EXERCISE REQUIREMENTS — Each record must be reproduced exactly as it is shown.

═══ ENTRIES SUPPLIED ═══

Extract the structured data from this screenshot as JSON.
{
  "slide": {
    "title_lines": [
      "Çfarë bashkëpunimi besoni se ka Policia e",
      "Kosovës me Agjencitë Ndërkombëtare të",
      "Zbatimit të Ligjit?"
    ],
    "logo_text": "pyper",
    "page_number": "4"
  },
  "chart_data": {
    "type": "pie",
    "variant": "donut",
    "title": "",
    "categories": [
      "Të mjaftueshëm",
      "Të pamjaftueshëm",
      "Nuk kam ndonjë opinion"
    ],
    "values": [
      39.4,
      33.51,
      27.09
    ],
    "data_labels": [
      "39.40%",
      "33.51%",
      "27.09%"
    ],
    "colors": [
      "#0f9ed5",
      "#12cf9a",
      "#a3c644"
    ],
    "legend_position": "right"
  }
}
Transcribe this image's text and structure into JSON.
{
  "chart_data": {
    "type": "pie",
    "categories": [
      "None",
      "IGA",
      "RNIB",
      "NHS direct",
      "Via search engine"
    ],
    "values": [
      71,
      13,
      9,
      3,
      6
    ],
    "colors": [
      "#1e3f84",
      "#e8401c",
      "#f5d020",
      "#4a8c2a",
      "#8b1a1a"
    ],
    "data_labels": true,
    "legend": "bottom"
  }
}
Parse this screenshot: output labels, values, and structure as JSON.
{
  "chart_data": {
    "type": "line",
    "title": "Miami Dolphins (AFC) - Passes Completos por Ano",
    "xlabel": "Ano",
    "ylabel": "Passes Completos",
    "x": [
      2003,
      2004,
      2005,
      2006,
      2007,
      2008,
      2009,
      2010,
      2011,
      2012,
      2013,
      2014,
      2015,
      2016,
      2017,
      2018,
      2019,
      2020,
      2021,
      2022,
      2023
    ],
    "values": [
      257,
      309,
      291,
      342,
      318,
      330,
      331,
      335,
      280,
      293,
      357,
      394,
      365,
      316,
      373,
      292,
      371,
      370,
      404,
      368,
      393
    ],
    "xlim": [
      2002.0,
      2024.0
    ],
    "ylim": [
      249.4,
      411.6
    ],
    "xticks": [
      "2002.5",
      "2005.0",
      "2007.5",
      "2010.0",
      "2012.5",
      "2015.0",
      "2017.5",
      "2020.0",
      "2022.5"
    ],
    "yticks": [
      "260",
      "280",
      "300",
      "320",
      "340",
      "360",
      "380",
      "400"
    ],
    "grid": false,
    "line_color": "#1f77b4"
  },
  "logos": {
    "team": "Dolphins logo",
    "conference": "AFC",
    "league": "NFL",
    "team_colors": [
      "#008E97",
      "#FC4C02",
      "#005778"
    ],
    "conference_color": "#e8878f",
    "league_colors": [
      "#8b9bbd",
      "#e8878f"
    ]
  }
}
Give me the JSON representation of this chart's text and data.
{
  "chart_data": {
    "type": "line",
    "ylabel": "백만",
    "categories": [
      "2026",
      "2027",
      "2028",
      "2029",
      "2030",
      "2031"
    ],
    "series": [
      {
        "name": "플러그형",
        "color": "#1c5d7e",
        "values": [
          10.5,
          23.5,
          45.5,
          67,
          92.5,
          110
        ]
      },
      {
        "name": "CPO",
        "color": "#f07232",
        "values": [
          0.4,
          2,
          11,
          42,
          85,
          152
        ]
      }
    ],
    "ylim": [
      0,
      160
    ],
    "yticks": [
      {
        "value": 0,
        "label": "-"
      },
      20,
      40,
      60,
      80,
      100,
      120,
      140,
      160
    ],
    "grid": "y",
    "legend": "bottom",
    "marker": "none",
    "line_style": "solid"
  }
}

═══

THE COMPLETED TASK —
Extract the structured data from this screenshot as JSON.
{
  "slide": {
    "title_lines": [
      "Çfarë bashkëpunimi besoni se ka Policia e",
      "Kosovës me Agjencitë Ndërkombëtare të",
      "Zbatimit të Ligjit?"
    ],
    "logo_text": "pyper",
    "page_number": "4"
  },
  "chart_data": {
    "type": "pie",
    "variant": "donut",
    "title": "",
    "categories": [
      "Të mjaftueshëm",
      "Të pamjaftueshëm",
      "Nuk kam ndonjë opinion"
    ],
    "values": [
      39.4,
      33.51,
      27.09
    ],
    "data_labels": [
      "39.40%",
      "33.51%",
      "27.09%"
    ],
    "colors": [
      "#0f9ed5",
      "#12cf9a",
      "#a3c644"
    ],
    "legend_position": "right"
  }
}
Transcribe this image's text and structure into JSON.
{
  "chart_data": {
    "type": "pie",
    "categories": [
      "None",
      "IGA",
      "RNIB",
      "NHS direct",
      "Via search engine"
    ],
    "values": [
      71,
      13,
      9,
      3,
      6
    ],
    "colors": [
      "#1e3f84",
      "#e8401c",
      "#f5d020",
      "#4a8c2a",
      "#8b1a1a"
    ],
    "data_labels": true,
    "legend": "bottom"
  }
}
Parse this screenshot: output labels, values, and structure as JSON.
{
  "chart_data": {
    "type": "line",
    "title": "Miami Dolphins (AFC) - Passes Completos por Ano",
    "xlabel": "Ano",
    "ylabel": "Passes Completos",
    "x": [
      2003,
      2004,
      2005,
      2006,
      2007,
      2008,
      2009,
      2010,
      2011,
      2012,
      2013,
      2014,
      2015,
      2016,
      2017,
      2018,
      2019,
      2020,
      2021,
      2022,
      2023
    ],
    "values": [
      257,
      309,
      291,
      342,
      318,
      330,
      331,
      335,
      280,
      293,
      357,
      394,
      365,
      316,
      373,
      292,
      371,
      370,
      404,
      368,
      393
    ],
    "xlim": [
      2002.0,
      2024.0
    ],
    "ylim": [
      249.4,
      411.6
    ],
    "xticks": [
      "2002.5",
      "2005.0",
      "2007.5",
      "2010.0",
      "2012.5",
      "2015.0",
      "2017.5",
      "2020.0",
      "2022.5"
    ],
    "yticks": [
      "260",
      "280",
      "300",
      "320",
      "340",
      "360",
      "380",
      "400"
    ],
    "grid": false,
    "line_color": "#1f77b4"
  },
  "logos": {
    "team": "Dolphins logo",
    "conference": "AFC",
    "league": "NFL",
    "team_colors": [
      "#008E97",
      "#FC4C02",
      "#005778"
    ],
    "conference_color": "#e8878f",
    "league_colors": [
      "#8b9bbd",
      "#e8878f"
    ]
  }
}
Give me the JSON representation of this chart's text and data.
{
  "chart_data": {
    "type": "line",
    "ylabel": "백만",
    "categories": [
      "2026",
      "2027",
      "2028",
      "2029",
      "2030",
      "2031"
    ],
    "series": [
      {
        "name": "플러그형",
        "color": "#1c5d7e",
        "values": [
          10.5,
          23.5,
          45.5,
          67,
          92.5,
          110
        ]
      },
      {
        "name": "CPO",
        "color": "#f07232",
        "values": [
          0.4,
          2,
          11,
          42,
          85,
          152
        ]
      }
    ],
    "ylim": [
      0,
      160
    ],
    "yticks": [
      {
        "value": 0,
        "label": "-"
      },
      20,
      40,
      60,
      80,
      100,
      120,
      140,
      160
    ],
    "grid": "y",
    "legend": "bottom",
    "marker": "none",
    "line_style": "solid"
  }
}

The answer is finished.